- **Exercise prompt**
From the entries that follow, gather each line holding the word "Object".

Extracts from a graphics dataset
** start **
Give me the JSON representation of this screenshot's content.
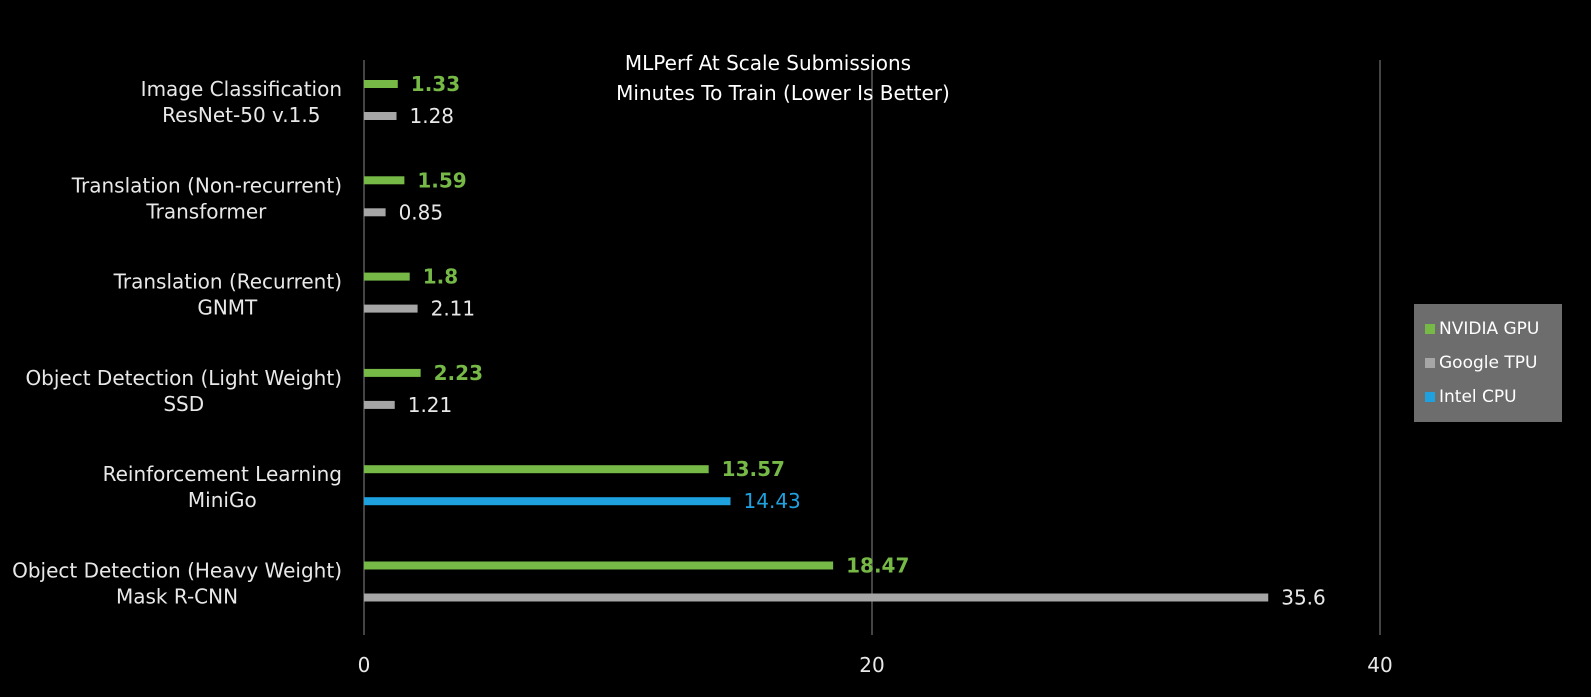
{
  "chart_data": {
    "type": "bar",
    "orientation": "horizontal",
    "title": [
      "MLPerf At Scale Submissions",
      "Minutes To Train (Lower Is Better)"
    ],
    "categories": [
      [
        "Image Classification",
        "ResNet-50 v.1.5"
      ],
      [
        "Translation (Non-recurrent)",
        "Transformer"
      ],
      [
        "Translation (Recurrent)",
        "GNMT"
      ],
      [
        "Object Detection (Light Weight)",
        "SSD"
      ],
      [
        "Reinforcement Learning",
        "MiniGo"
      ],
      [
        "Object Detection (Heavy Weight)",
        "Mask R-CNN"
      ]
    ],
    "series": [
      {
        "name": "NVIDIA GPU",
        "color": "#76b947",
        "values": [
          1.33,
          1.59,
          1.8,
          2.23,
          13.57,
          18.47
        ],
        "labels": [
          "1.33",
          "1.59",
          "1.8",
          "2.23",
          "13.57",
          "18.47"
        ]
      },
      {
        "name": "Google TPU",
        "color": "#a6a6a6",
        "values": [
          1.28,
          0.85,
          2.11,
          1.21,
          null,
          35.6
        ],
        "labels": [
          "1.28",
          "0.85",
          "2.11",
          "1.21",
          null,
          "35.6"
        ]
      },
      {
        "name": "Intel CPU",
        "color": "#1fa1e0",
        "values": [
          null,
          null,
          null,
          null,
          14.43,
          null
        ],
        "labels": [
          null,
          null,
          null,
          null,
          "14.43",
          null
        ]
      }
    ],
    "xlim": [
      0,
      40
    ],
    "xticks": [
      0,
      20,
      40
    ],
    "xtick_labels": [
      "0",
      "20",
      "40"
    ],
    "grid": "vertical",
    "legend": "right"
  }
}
** end **
- **Output of the exercise**
        "Object Detection (Light Weight)",
        "Object Detection (Heavy Weight)",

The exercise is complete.